§ **Problem requirements**: Extract every entry word for word.

§ **Dataset excerpts**:
────────────────
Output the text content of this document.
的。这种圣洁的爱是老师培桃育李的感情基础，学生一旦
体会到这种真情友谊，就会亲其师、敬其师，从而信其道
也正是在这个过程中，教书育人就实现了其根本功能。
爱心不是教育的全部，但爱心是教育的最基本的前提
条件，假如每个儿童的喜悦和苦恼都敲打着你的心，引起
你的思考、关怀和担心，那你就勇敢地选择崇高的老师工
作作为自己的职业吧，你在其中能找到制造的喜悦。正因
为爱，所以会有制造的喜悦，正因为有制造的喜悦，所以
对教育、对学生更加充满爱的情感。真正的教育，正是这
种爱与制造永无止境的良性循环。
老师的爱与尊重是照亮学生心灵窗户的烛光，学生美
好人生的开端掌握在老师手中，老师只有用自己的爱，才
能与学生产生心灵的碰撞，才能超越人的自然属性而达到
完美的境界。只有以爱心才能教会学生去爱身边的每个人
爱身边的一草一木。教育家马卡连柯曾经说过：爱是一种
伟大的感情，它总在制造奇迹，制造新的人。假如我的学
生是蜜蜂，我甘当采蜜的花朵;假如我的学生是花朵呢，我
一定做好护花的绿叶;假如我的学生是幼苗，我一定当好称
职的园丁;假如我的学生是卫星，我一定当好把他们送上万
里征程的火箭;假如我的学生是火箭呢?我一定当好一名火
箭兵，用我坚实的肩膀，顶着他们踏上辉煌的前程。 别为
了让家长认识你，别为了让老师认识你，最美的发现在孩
────────────────
§ **Completed exercise**:
Output the text content of this document.
的。这种圣洁的爱是老师培桃育李的感情基础，学生一旦
体会到这种真情友谊，就会亲其师、敬其师，从而信其道
也正是在这个过程中，教书育人就实现了其根本功能。
爱心不是教育的全部，但爱心是教育的最基本的前提
条件，假如每个儿童的喜悦和苦恼都敲打着你的心，引起
你的思考、关怀和担心，那你就勇敢地选择崇高的老师工
作作为自己的职业吧，你在其中能找到制造的喜悦。正因
为爱，所以会有制造的喜悦，正因为有制造的喜悦，所以
对教育、对学生更加充满爱的情感。真正的教育，正是这
种爱与制造永无止境的良性循环。
老师的爱与尊重是照亮学生心灵窗户的烛光，学生美
好人生的开端掌握在老师手中，老师只有用自己的爱，才
能与学生产生心灵的碰撞，才能超越人的自然属性而达到
完美的境界。只有以爱心才能教会学生去爱身边的每个人
爱身边的一草一木。教育家马卡连柯曾经说过：爱是一种
伟大的感情，它总在制造奇迹，制造新的人。假如我的学
生是蜜蜂，我甘当采蜜的花朵;假如我的学生是花朵呢，我
一定做好护花的绿叶;假如我的学生是幼苗，我一定当好称
职的园丁;假如我的学生是卫星，我一定当好把他们送上万
里征程的火箭;假如我的学生是火箭呢?我一定当好一名火
箭兵，用我坚实的肩膀，顶着他们踏上辉煌的前程。 别为
了让家长认识你，别为了让老师认识你，最美的发现在孩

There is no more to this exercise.